▸ **GIVEN INFORMATION**

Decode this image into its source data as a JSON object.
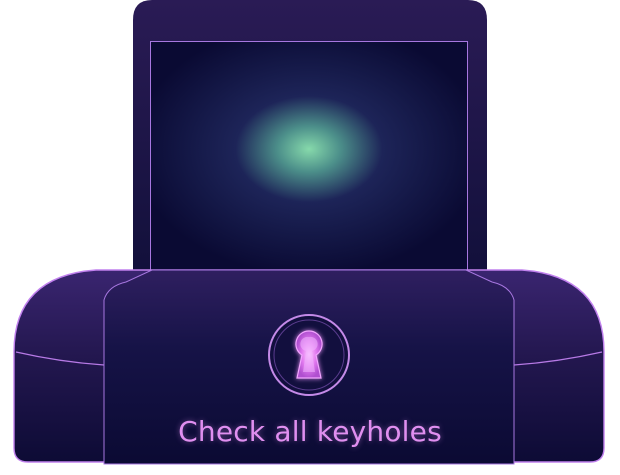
{
  "hint": {
    "text": "Check all keyholes"
  },
  "colors": {
    "background": "#ffffff",
    "frame_dark": "#0b0a33",
    "frame_purple": "#2a1a55",
    "neon_outline": "#b77ae6",
    "glow_center": "#7fd6a8",
    "keyhole_glow": "#f2a6ff",
    "hint_text": "#e08ff0"
  },
  "icons": {
    "keyhole": "keyhole-icon"
  }
}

▸ **PROBLEM DESCRIPTION**
Give all the lines above again, character for character, without pictures.

▸ **WRITTEN RESPONSE**
Decode this image into its source data as a JSON object.
{
  "hint": {
    "text": "Check all keyholes"
  },
  "colors": {
    "background": "#ffffff",
    "frame_dark": "#0b0a33",
    "frame_purple": "#2a1a55",
    "neon_outline": "#b77ae6",
    "glow_center": "#7fd6a8",
    "keyhole_glow": "#f2a6ff",
    "hint_text": "#e08ff0"
  },
  "icons": {
    "keyhole": "keyhole-icon"
  }
}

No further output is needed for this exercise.